Leave out the pictures and repeat everything else in the records exactly.

........

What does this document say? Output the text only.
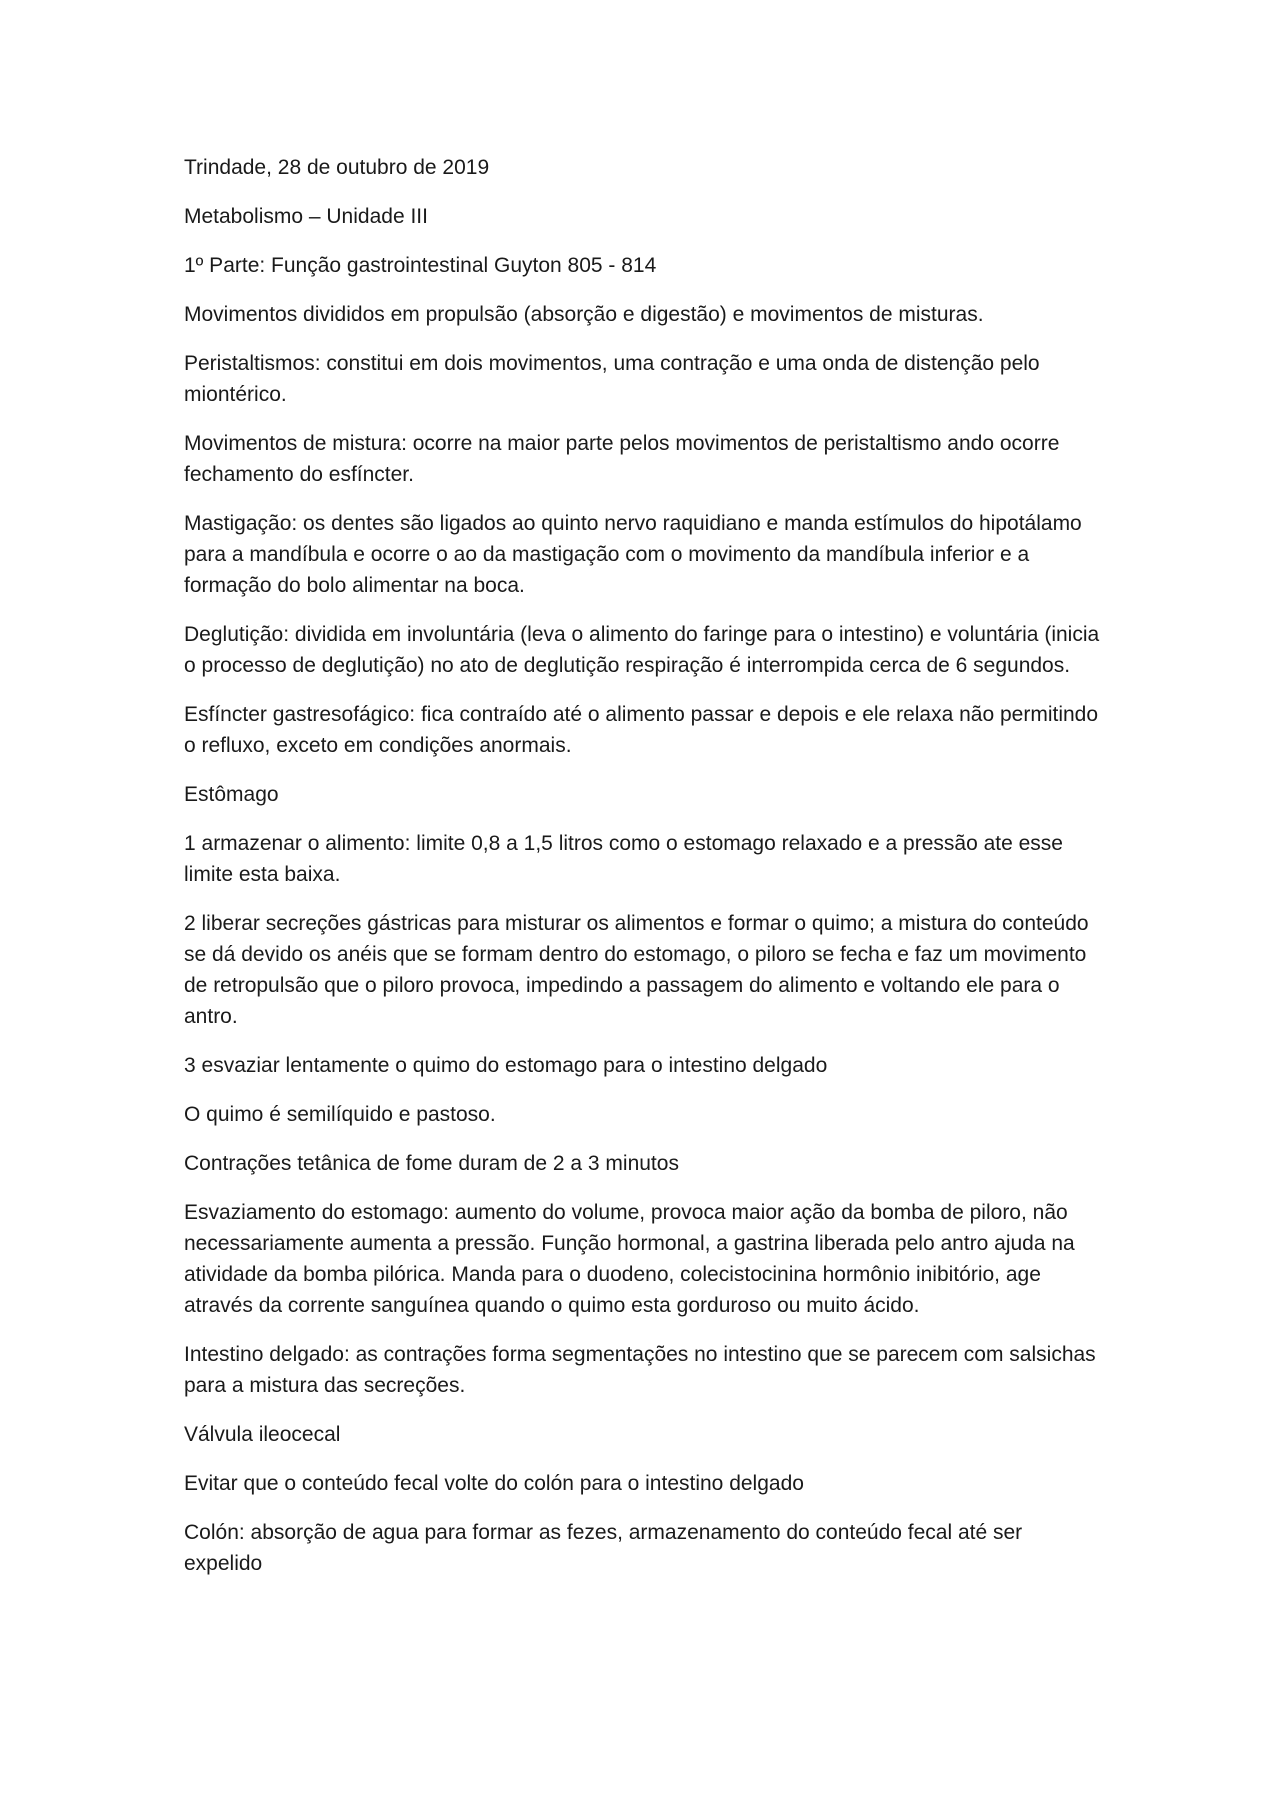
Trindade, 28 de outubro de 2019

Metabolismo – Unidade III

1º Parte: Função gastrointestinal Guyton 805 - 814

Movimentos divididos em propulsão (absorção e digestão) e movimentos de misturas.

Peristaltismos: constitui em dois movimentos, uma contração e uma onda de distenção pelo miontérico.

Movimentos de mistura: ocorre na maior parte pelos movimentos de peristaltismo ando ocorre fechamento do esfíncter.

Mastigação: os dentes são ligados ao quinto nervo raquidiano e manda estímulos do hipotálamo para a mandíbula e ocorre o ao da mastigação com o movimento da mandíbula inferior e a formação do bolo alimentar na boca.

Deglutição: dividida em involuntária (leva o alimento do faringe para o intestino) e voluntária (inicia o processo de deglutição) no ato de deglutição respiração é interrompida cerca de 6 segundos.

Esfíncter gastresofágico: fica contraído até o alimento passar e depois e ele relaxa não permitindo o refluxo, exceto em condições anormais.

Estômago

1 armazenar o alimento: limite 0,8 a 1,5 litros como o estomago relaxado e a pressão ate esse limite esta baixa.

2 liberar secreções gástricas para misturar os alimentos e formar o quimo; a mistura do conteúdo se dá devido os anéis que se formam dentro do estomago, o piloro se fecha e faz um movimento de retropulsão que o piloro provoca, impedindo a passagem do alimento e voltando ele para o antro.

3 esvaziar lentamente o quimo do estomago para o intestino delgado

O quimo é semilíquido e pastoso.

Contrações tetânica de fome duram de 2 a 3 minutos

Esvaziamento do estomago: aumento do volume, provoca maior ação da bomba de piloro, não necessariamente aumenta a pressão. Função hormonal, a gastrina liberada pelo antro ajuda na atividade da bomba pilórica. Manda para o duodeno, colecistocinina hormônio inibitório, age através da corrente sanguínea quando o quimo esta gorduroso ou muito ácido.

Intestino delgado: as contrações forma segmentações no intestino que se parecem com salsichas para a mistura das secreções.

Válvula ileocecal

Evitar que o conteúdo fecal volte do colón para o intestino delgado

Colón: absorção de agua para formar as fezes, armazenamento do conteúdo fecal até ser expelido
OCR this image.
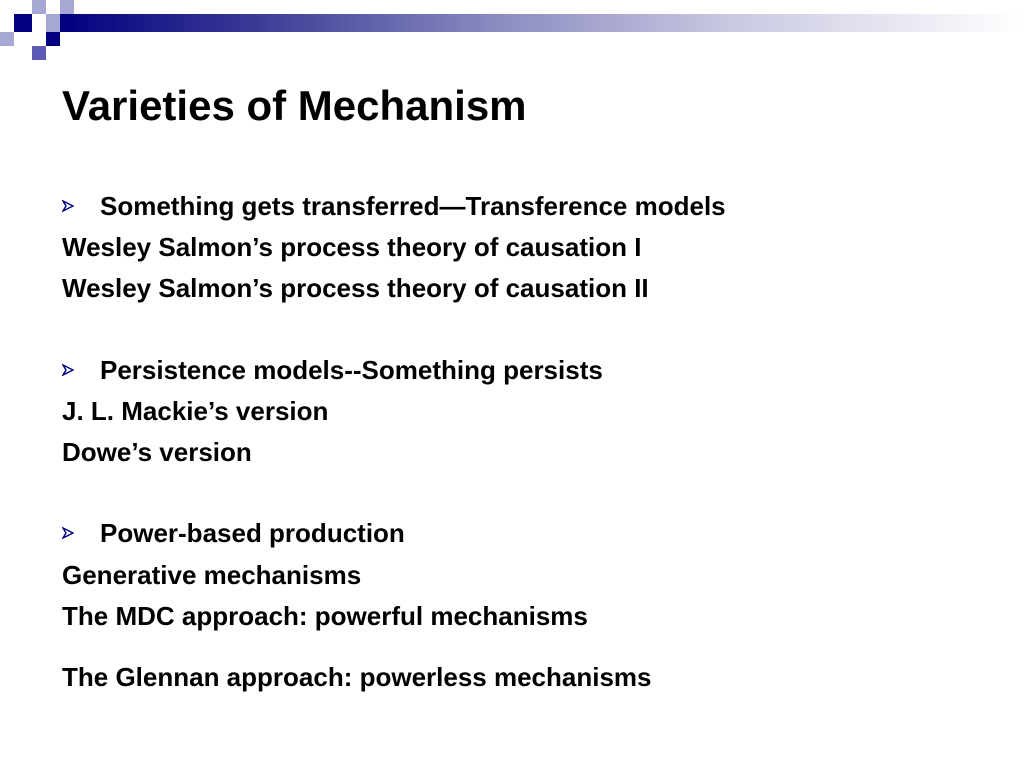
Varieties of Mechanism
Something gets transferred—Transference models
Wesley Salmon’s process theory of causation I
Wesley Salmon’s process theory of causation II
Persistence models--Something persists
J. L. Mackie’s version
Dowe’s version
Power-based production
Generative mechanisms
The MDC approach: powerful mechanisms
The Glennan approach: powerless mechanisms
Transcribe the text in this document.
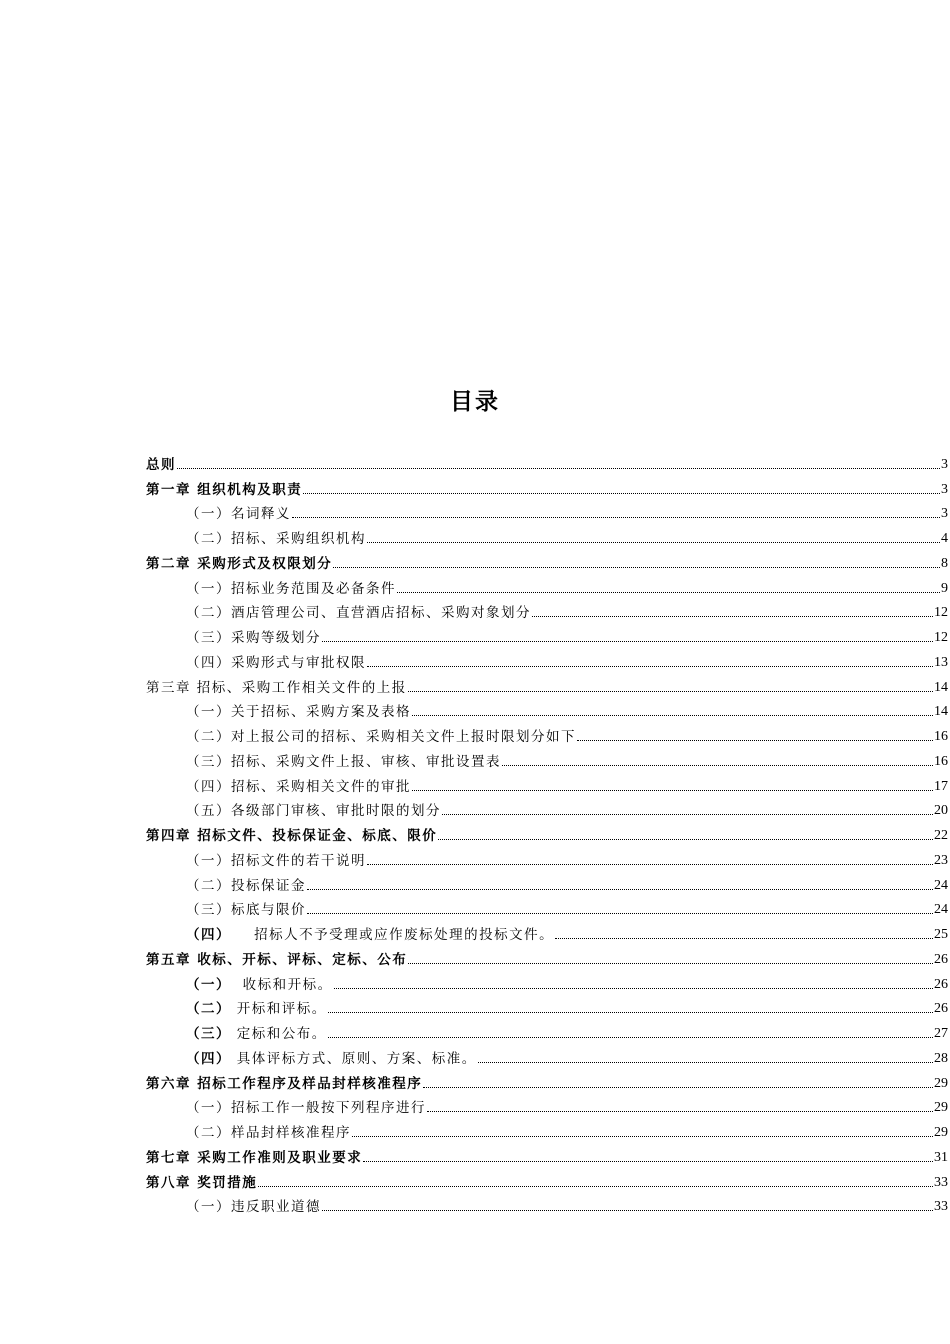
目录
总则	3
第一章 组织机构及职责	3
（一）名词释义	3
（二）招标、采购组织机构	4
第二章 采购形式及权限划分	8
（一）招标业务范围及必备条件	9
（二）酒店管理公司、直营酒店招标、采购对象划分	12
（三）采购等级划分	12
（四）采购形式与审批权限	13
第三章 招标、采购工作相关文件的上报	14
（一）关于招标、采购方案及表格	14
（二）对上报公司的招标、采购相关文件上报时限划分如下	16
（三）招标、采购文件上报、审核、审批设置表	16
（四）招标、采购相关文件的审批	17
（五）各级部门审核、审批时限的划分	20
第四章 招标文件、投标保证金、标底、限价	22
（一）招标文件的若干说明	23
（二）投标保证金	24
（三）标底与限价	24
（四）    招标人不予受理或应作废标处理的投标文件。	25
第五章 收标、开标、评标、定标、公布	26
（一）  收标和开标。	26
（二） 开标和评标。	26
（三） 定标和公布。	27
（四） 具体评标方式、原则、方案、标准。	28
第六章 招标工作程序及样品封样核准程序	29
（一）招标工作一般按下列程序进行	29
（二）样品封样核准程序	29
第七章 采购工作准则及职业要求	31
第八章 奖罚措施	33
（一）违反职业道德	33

........

**Correct result**:
What does this document say? Output the text only.
Trindade, 28 de outubro de 2019

Metabolismo – Unidade III

1º Parte: Função gastrointestinal Guyton 805 - 814

Movimentos divididos em propulsão (absorção e digestão) e movimentos de misturas.

Peristaltismos: constitui em dois movimentos, uma contração e uma onda de distenção pelo miontérico.

Movimentos de mistura: ocorre na maior parte pelos movimentos de peristaltismo ando ocorre fechamento do esfíncter.

Mastigação: os dentes são ligados ao quinto nervo raquidiano e manda estímulos do hipotálamo para a mandíbula e ocorre o ao da mastigação com o movimento da mandíbula inferior e a formação do bolo alimentar na boca.

Deglutição: dividida em involuntária (leva o alimento do faringe para o intestino) e voluntária (inicia o processo de deglutição) no ato de deglutição respiração é interrompida cerca de 6 segundos.

Esfíncter gastresofágico: fica contraído até o alimento passar e depois e ele relaxa não permitindo o refluxo, exceto em condições anormais.

Estômago

1 armazenar o alimento: limite 0,8 a 1,5 litros como o estomago relaxado e a pressão ate esse limite esta baixa.

2 liberar secreções gástricas para misturar os alimentos e formar o quimo; a mistura do conteúdo se dá devido os anéis que se formam dentro do estomago, o piloro se fecha e faz um movimento de retropulsão que o piloro provoca, impedindo a passagem do alimento e voltando ele para o antro.

3 esvaziar lentamente o quimo do estomago para o intestino delgado

O quimo é semilíquido e pastoso.

Contrações tetânica de fome duram de 2 a 3 minutos

Esvaziamento do estomago: aumento do volume, provoca maior ação da bomba de piloro, não necessariamente aumenta a pressão. Função hormonal, a gastrina liberada pelo antro ajuda na atividade da bomba pilórica. Manda para o duodeno, colecistocinina hormônio inibitório, age através da corrente sanguínea quando o quimo esta gorduroso ou muito ácido.

Intestino delgado: as contrações forma segmentações no intestino que se parecem com salsichas para a mistura das secreções.

Válvula ileocecal

Evitar que o conteúdo fecal volte do colón para o intestino delgado

Colón: absorção de agua para formar as fezes, armazenamento do conteúdo fecal até ser expelido
OCR this image.
Varieties of Mechanism
Something gets transferred—Transference models
Wesley Salmon’s process theory of causation I
Wesley Salmon’s process theory of causation II
Persistence models--Something persists
J. L. Mackie’s version
Dowe’s version
Power-based production
Generative mechanisms
The MDC approach: powerful mechanisms
The Glennan approach: powerless mechanisms
Transcribe the text in this document.
目录
总则	3
第一章 组织机构及职责	3
（一）名词释义	3
（二）招标、采购组织机构	4
第二章 采购形式及权限划分	8
（一）招标业务范围及必备条件	9
（二）酒店管理公司、直营酒店招标、采购对象划分	12
（三）采购等级划分	12
（四）采购形式与审批权限	13
第三章 招标、采购工作相关文件的上报	14
（一）关于招标、采购方案及表格	14
（二）对上报公司的招标、采购相关文件上报时限划分如下	16
（三）招标、采购文件上报、审核、审批设置表	16
（四）招标、采购相关文件的审批	17
（五）各级部门审核、审批时限的划分	20
第四章 招标文件、投标保证金、标底、限价	22
（一）招标文件的若干说明	23
（二）投标保证金	24
（三）标底与限价	24
（四）    招标人不予受理或应作废标处理的投标文件。	25
第五章 收标、开标、评标、定标、公布	26
（一）  收标和开标。	26
（二） 开标和评标。	26
（三） 定标和公布。	27
（四） 具体评标方式、原则、方案、标准。	28
第六章 招标工作程序及样品封样核准程序	29
（一）招标工作一般按下列程序进行	29
（二）样品封样核准程序	29
第七章 采购工作准则及职业要求	31
第八章 奖罚措施	33
（一）违反职业道德	33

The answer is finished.